## start Data for the task

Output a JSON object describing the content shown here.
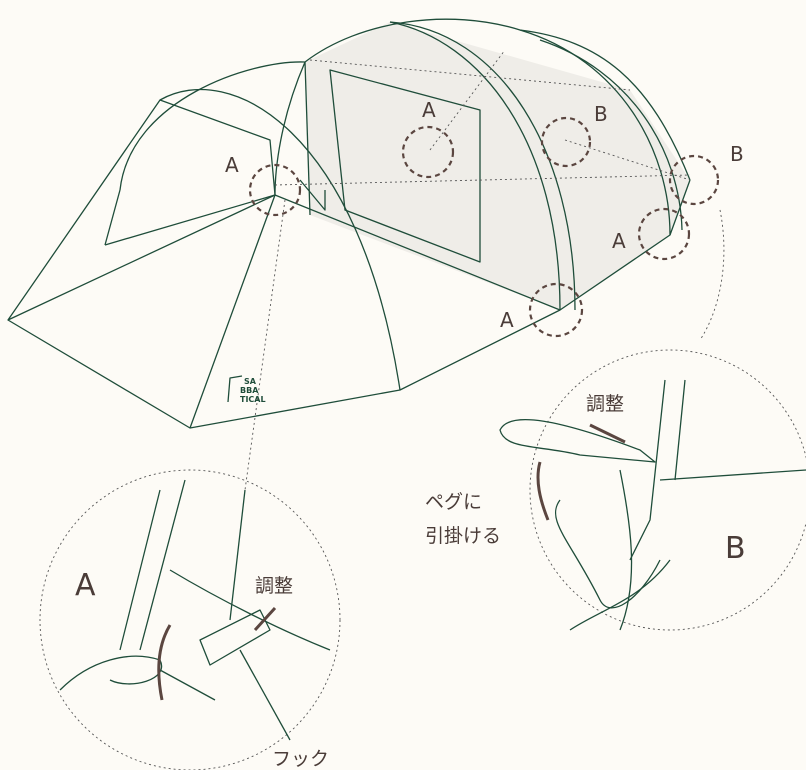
{
  "callouts": [
    "A",
    "A",
    "B",
    "B",
    "A",
    "A"
  ],
  "logo": [
    "SA",
    "BBA",
    "TICAL"
  ],
  "details": {
    "a": {
      "label": "A",
      "adjust": "調整",
      "hook": "フック"
    },
    "b": {
      "label": "B",
      "adjust": "調整",
      "peg": [
        "ペグに",
        "引掛ける"
      ]
    }
  }
}
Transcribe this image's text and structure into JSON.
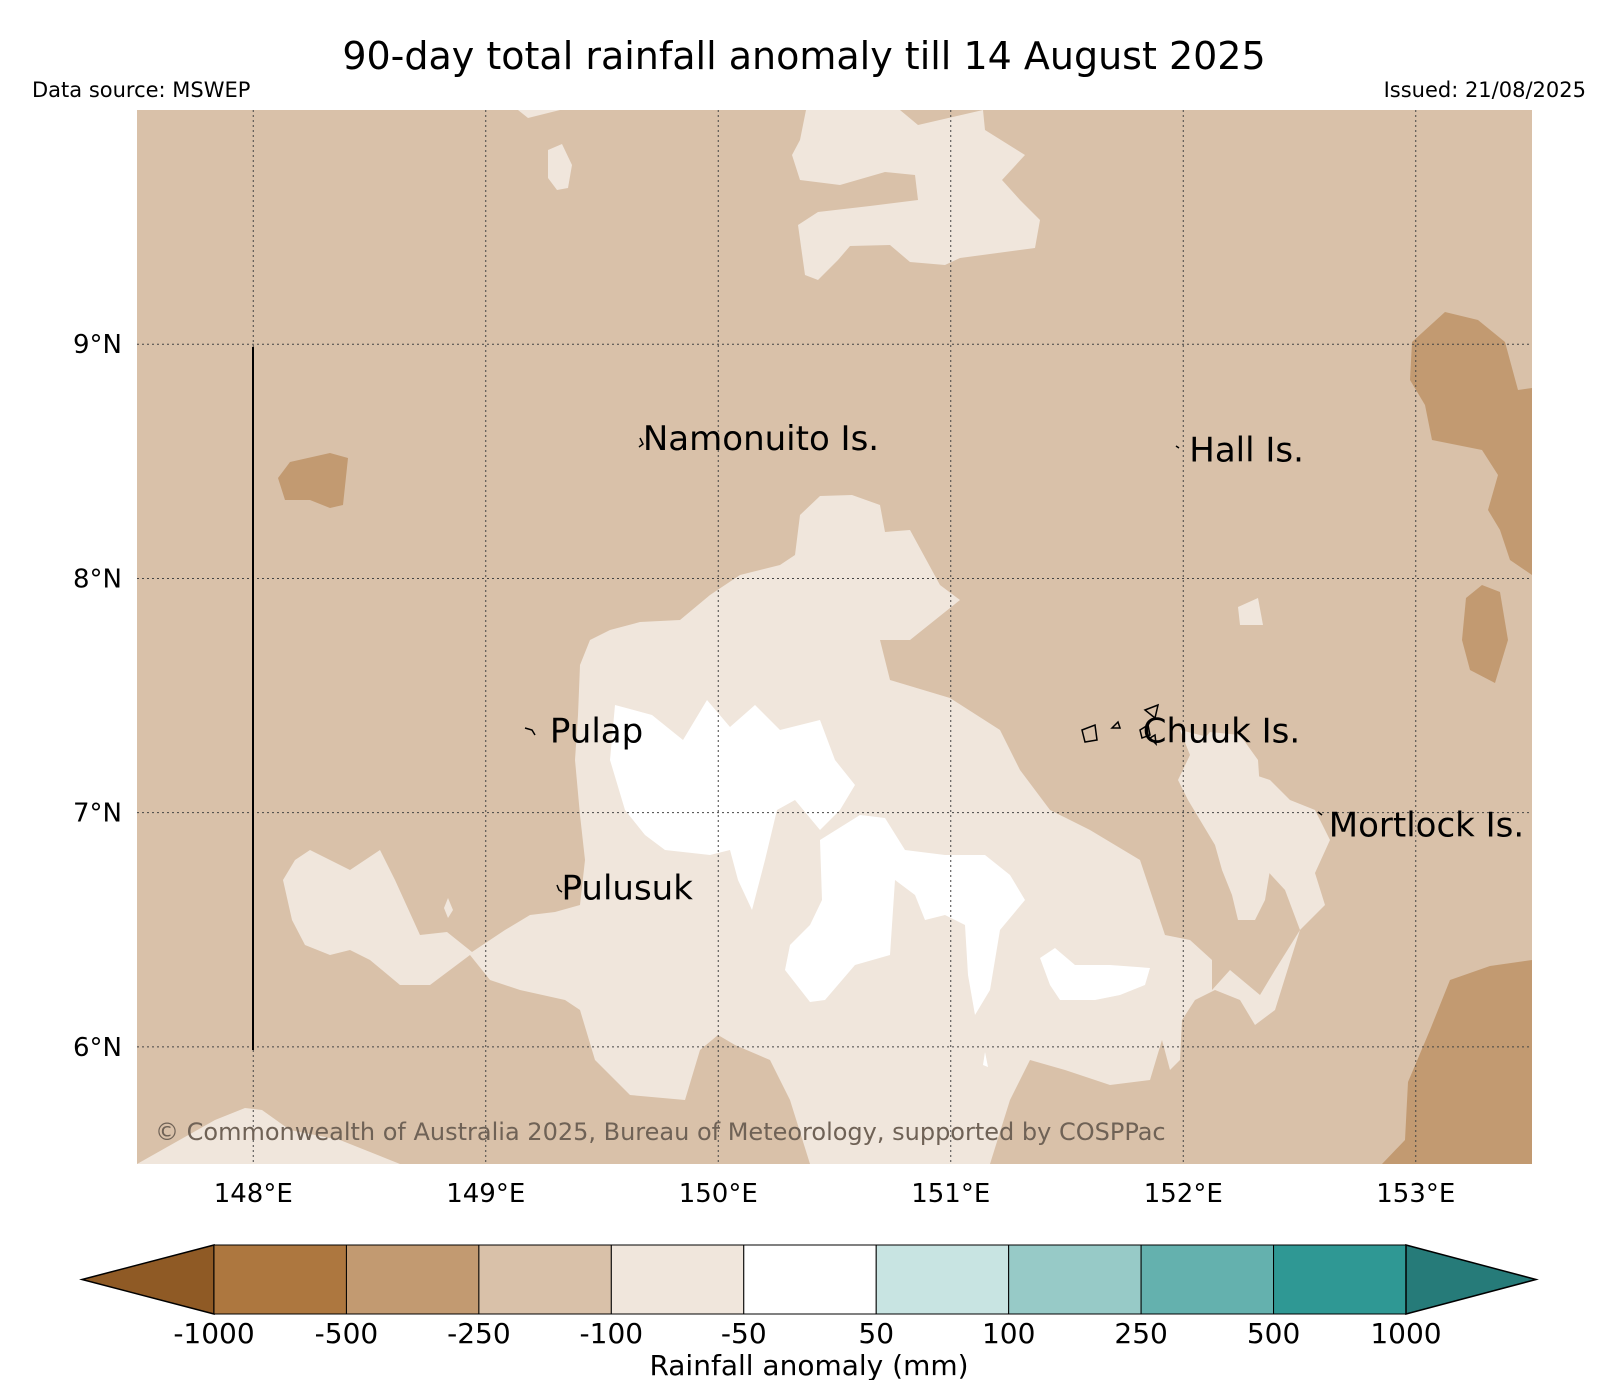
{
  "map": {
    "title": "90-day total rainfall anomaly till 14 August 2025",
    "data_source": "Data source: MSWEP",
    "issued": "Issued: 21/08/2025",
    "copyright": "© Commonwealth of Australia 2025, Bureau of Meteorology, supported by COSPPac",
    "extent": {
      "lon_min": 147.5,
      "lon_max": 153.5,
      "lat_min": 5.5,
      "lat_max": 10.0
    },
    "lon_ticks": [
      {
        "value": 148,
        "label": "148°E"
      },
      {
        "value": 149,
        "label": "149°E"
      },
      {
        "value": 150,
        "label": "150°E"
      },
      {
        "value": 151,
        "label": "151°E"
      },
      {
        "value": 152,
        "label": "152°E"
      },
      {
        "value": 153,
        "label": "153°E"
      }
    ],
    "lat_ticks": [
      {
        "value": 9,
        "label": "9°N"
      },
      {
        "value": 8,
        "label": "8°N"
      },
      {
        "value": 7,
        "label": "7°N"
      },
      {
        "value": 6,
        "label": "6°N"
      }
    ],
    "places": [
      {
        "name": "Namonuito Is.",
        "lon": 149.65,
        "lat": 8.6
      },
      {
        "name": "Hall Is.",
        "lon": 152.0,
        "lat": 8.55
      },
      {
        "name": "Pulap",
        "lon": 149.25,
        "lat": 7.35
      },
      {
        "name": "Pulusuk",
        "lon": 149.3,
        "lat": 6.68
      },
      {
        "name": "Chuuk Is.",
        "lon": 151.8,
        "lat": 7.35
      },
      {
        "name": "Mortlock Is.",
        "lon": 152.6,
        "lat": 6.95
      }
    ],
    "colors": {
      "lt_minus1000": "#8f5a25",
      "minus1000_minus500": "#ad773f",
      "minus500_minus250": "#c29a71",
      "minus250_minus100": "#d9c1a9",
      "minus100_minus50": "#f0e6dc",
      "minus50_50": "#ffffff",
      "p50_p100": "#c8e4e2",
      "p100_p250": "#97cac7",
      "p250_p500": "#64b1ae",
      "p500_p1000": "#2f9894",
      "gt_1000": "#267b79"
    }
  },
  "colorbar": {
    "label": "Rainfall anomaly (mm)",
    "ticks": [
      "-1000",
      "-500",
      "-250",
      "-100",
      "-50",
      "50",
      "100",
      "250",
      "500",
      "1000"
    ],
    "colors": [
      "#8f5a25",
      "#ad773f",
      "#c29a71",
      "#d9c1a9",
      "#f0e6dc",
      "#ffffff",
      "#c8e4e2",
      "#97cac7",
      "#64b1ae",
      "#2f9894",
      "#267b79"
    ]
  }
}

## end Data for the task

**Exercise goal**
Repeat the data exactly, excluding the pictures.

**Result of the exercise**
Output a JSON object describing the content shown here.
{
  "callouts": [
    "A",
    "A",
    "B",
    "B",
    "A",
    "A"
  ],
  "logo": [
    "SA",
    "BBA",
    "TICAL"
  ],
  "details": {
    "a": {
      "label": "A",
      "adjust": "調整",
      "hook": "フック"
    },
    "b": {
      "label": "B",
      "adjust": "調整",
      "peg": [
        "ペグに",
        "引掛ける"
      ]
    }
  }
}
Transcribe this image's text and structure into JSON.
{
  "map": {
    "title": "90-day total rainfall anomaly till 14 August 2025",
    "data_source": "Data source: MSWEP",
    "issued": "Issued: 21/08/2025",
    "copyright": "© Commonwealth of Australia 2025, Bureau of Meteorology, supported by COSPPac",
    "extent": {
      "lon_min": 147.5,
      "lon_max": 153.5,
      "lat_min": 5.5,
      "lat_max": 10.0
    },
    "lon_ticks": [
      {
        "value": 148,
        "label": "148°E"
      },
      {
        "value": 149,
        "label": "149°E"
      },
      {
        "value": 150,
        "label": "150°E"
      },
      {
        "value": 151,
        "label": "151°E"
      },
      {
        "value": 152,
        "label": "152°E"
      },
      {
        "value": 153,
        "label": "153°E"
      }
    ],
    "lat_ticks": [
      {
        "value": 9,
        "label": "9°N"
      },
      {
        "value": 8,
        "label": "8°N"
      },
      {
        "value": 7,
        "label": "7°N"
      },
      {
        "value": 6,
        "label": "6°N"
      }
    ],
    "places": [
      {
        "name": "Namonuito Is.",
        "lon": 149.65,
        "lat": 8.6
      },
      {
        "name": "Hall Is.",
        "lon": 152.0,
        "lat": 8.55
      },
      {
        "name": "Pulap",
        "lon": 149.25,
        "lat": 7.35
      },
      {
        "name": "Pulusuk",
        "lon": 149.3,
        "lat": 6.68
      },
      {
        "name": "Chuuk Is.",
        "lon": 151.8,
        "lat": 7.35
      },
      {
        "name": "Mortlock Is.",
        "lon": 152.6,
        "lat": 6.95
      }
    ],
    "colors": {
      "lt_minus1000": "#8f5a25",
      "minus1000_minus500": "#ad773f",
      "minus500_minus250": "#c29a71",
      "minus250_minus100": "#d9c1a9",
      "minus100_minus50": "#f0e6dc",
      "minus50_50": "#ffffff",
      "p50_p100": "#c8e4e2",
      "p100_p250": "#97cac7",
      "p250_p500": "#64b1ae",
      "p500_p1000": "#2f9894",
      "gt_1000": "#267b79"
    }
  },
  "colorbar": {
    "label": "Rainfall anomaly (mm)",
    "ticks": [
      "-1000",
      "-500",
      "-250",
      "-100",
      "-50",
      "50",
      "100",
      "250",
      "500",
      "1000"
    ],
    "colors": [
      "#8f5a25",
      "#ad773f",
      "#c29a71",
      "#d9c1a9",
      "#f0e6dc",
      "#ffffff",
      "#c8e4e2",
      "#97cac7",
      "#64b1ae",
      "#2f9894",
      "#267b79"
    ]
  }
}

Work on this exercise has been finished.